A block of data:

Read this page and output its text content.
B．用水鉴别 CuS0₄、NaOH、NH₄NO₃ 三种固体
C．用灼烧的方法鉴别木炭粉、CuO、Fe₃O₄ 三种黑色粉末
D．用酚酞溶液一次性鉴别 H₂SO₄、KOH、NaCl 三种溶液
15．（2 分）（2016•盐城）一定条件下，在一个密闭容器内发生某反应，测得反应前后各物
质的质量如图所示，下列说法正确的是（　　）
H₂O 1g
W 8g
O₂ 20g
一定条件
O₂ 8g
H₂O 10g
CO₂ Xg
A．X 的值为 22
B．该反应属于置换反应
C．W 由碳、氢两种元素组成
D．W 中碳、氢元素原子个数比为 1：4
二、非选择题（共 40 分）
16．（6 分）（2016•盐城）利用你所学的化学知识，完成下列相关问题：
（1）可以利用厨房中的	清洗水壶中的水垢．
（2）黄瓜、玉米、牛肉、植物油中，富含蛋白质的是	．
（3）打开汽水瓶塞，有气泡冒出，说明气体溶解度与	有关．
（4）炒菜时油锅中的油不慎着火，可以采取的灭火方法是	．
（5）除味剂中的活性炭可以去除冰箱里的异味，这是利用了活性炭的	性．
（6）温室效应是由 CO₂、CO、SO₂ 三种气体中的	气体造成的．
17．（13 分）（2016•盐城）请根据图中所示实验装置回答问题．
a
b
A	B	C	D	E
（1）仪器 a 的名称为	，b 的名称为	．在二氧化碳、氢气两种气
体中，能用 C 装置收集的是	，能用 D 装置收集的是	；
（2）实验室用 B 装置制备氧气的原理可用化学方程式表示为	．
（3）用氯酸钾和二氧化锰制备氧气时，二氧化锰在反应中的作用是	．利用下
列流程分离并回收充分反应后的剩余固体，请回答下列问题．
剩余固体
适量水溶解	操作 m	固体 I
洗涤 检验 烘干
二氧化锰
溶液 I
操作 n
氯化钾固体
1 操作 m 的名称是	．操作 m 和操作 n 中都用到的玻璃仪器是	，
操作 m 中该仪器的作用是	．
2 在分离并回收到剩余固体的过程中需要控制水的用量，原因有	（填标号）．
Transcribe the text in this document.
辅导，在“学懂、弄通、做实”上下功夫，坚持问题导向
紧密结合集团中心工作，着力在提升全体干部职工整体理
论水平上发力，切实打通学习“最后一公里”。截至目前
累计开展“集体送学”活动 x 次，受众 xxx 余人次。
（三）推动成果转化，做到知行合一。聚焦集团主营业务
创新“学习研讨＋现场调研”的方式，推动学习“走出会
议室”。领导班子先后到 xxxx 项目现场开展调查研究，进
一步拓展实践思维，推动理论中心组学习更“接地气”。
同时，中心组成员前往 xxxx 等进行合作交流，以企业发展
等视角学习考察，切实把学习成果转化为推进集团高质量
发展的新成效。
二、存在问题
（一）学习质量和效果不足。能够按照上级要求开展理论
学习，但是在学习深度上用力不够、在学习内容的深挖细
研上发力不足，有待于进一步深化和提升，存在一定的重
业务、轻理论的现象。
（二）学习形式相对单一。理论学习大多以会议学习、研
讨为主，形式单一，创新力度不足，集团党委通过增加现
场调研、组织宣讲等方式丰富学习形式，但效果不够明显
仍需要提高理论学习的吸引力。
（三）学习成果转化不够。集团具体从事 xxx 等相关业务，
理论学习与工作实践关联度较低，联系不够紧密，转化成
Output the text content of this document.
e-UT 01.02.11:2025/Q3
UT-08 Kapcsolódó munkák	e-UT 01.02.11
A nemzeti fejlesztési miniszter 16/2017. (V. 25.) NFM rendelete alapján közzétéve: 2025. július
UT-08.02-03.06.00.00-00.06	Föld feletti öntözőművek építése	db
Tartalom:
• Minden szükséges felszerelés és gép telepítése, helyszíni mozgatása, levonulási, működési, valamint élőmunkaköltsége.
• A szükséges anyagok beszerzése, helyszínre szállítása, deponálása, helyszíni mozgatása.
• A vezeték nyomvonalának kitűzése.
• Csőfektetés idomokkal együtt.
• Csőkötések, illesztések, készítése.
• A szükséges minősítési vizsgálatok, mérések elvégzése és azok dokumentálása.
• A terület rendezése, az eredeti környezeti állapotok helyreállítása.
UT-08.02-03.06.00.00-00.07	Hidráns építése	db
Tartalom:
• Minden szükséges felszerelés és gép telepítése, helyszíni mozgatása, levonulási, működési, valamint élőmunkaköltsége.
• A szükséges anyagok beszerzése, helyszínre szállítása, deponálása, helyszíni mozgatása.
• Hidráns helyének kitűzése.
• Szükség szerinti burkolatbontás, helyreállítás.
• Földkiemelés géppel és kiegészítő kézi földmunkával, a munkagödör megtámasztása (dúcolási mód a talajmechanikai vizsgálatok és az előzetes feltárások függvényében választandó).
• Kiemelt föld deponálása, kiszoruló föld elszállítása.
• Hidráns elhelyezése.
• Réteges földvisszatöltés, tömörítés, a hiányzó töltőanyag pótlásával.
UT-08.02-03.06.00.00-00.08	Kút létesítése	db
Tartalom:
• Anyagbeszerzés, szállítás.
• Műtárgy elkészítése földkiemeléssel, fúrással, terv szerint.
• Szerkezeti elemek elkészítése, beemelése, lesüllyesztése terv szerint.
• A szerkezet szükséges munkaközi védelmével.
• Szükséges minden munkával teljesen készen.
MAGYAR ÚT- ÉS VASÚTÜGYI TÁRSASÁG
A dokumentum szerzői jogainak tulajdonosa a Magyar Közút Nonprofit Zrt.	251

- What to work on:
Reproduce each entry exactly, leaving out nothing.

- Response to the exercise:
Read this page and output its text content.
B．用水鉴别 CuS0₄、NaOH、NH₄NO₃ 三种固体
C．用灼烧的方法鉴别木炭粉、CuO、Fe₃O₄ 三种黑色粉末
D．用酚酞溶液一次性鉴别 H₂SO₄、KOH、NaCl 三种溶液
15．（2 分）（2016•盐城）一定条件下，在一个密闭容器内发生某反应，测得反应前后各物
质的质量如图所示，下列说法正确的是（　　）
H₂O 1g
W 8g
O₂ 20g
一定条件
O₂ 8g
H₂O 10g
CO₂ Xg
A．X 的值为 22
B．该反应属于置换反应
C．W 由碳、氢两种元素组成
D．W 中碳、氢元素原子个数比为 1：4
二、非选择题（共 40 分）
16．（6 分）（2016•盐城）利用你所学的化学知识，完成下列相关问题：
（1）可以利用厨房中的	清洗水壶中的水垢．
（2）黄瓜、玉米、牛肉、植物油中，富含蛋白质的是	．
（3）打开汽水瓶塞，有气泡冒出，说明气体溶解度与	有关．
（4）炒菜时油锅中的油不慎着火，可以采取的灭火方法是	．
（5）除味剂中的活性炭可以去除冰箱里的异味，这是利用了活性炭的	性．
（6）温室效应是由 CO₂、CO、SO₂ 三种气体中的	气体造成的．
17．（13 分）（2016•盐城）请根据图中所示实验装置回答问题．
a
b
A	B	C	D	E
（1）仪器 a 的名称为	，b 的名称为	．在二氧化碳、氢气两种气
体中，能用 C 装置收集的是	，能用 D 装置收集的是	；
（2）实验室用 B 装置制备氧气的原理可用化学方程式表示为	．
（3）用氯酸钾和二氧化锰制备氧气时，二氧化锰在反应中的作用是	．利用下
列流程分离并回收充分反应后的剩余固体，请回答下列问题．
剩余固体
适量水溶解	操作 m	固体 I
洗涤 检验 烘干
二氧化锰
溶液 I
操作 n
氯化钾固体
1 操作 m 的名称是	．操作 m 和操作 n 中都用到的玻璃仪器是	，
操作 m 中该仪器的作用是	．
2 在分离并回收到剩余固体的过程中需要控制水的用量，原因有	（填标号）．
Transcribe the text in this document.
辅导，在“学懂、弄通、做实”上下功夫，坚持问题导向
紧密结合集团中心工作，着力在提升全体干部职工整体理
论水平上发力，切实打通学习“最后一公里”。截至目前
累计开展“集体送学”活动 x 次，受众 xxx 余人次。
（三）推动成果转化，做到知行合一。聚焦集团主营业务
创新“学习研讨＋现场调研”的方式，推动学习“走出会
议室”。领导班子先后到 xxxx 项目现场开展调查研究，进
一步拓展实践思维，推动理论中心组学习更“接地气”。
同时，中心组成员前往 xxxx 等进行合作交流，以企业发展
等视角学习考察，切实把学习成果转化为推进集团高质量
发展的新成效。
二、存在问题
（一）学习质量和效果不足。能够按照上级要求开展理论
学习，但是在学习深度上用力不够、在学习内容的深挖细
研上发力不足，有待于进一步深化和提升，存在一定的重
业务、轻理论的现象。
（二）学习形式相对单一。理论学习大多以会议学习、研
讨为主，形式单一，创新力度不足，集团党委通过增加现
场调研、组织宣讲等方式丰富学习形式，但效果不够明显
仍需要提高理论学习的吸引力。
（三）学习成果转化不够。集团具体从事 xxx 等相关业务，
理论学习与工作实践关联度较低，联系不够紧密，转化成
Output the text content of this document.
e-UT 01.02.11:2025/Q3
UT-08 Kapcsolódó munkák	e-UT 01.02.11
A nemzeti fejlesztési miniszter 16/2017. (V. 25.) NFM rendelete alapján közzétéve: 2025. július
UT-08.02-03.06.00.00-00.06	Föld feletti öntözőművek építése	db
Tartalom:
• Minden szükséges felszerelés és gép telepítése, helyszíni mozgatása, levonulási, működési, valamint élőmunkaköltsége.
• A szükséges anyagok beszerzése, helyszínre szállítása, deponálása, helyszíni mozgatása.
• A vezeték nyomvonalának kitűzése.
• Csőfektetés idomokkal együtt.
• Csőkötések, illesztések, készítése.
• A szükséges minősítési vizsgálatok, mérések elvégzése és azok dokumentálása.
• A terület rendezése, az eredeti környezeti állapotok helyreállítása.
UT-08.02-03.06.00.00-00.07	Hidráns építése	db
Tartalom:
• Minden szükséges felszerelés és gép telepítése, helyszíni mozgatása, levonulási, működési, valamint élőmunkaköltsége.
• A szükséges anyagok beszerzése, helyszínre szállítása, deponálása, helyszíni mozgatása.
• Hidráns helyének kitűzése.
• Szükség szerinti burkolatbontás, helyreállítás.
• Földkiemelés géppel és kiegészítő kézi földmunkával, a munkagödör megtámasztása (dúcolási mód a talajmechanikai vizsgálatok és az előzetes feltárások függvényében választandó).
• Kiemelt föld deponálása, kiszoruló föld elszállítása.
• Hidráns elhelyezése.
• Réteges földvisszatöltés, tömörítés, a hiányzó töltőanyag pótlásával.
UT-08.02-03.06.00.00-00.08	Kút létesítése	db
Tartalom:
• Anyagbeszerzés, szállítás.
• Műtárgy elkészítése földkiemeléssel, fúrással, terv szerint.
• Szerkezeti elemek elkészítése, beemelése, lesüllyesztése terv szerint.
• A szerkezet szükséges munkaközi védelmével.
• Szükséges minden munkával teljesen készen.
MAGYAR ÚT- ÉS VASÚTÜGYI TÁRSASÁG
A dokumentum szerzői jogainak tulajdonosa a Magyar Közút Nonprofit Zrt.	251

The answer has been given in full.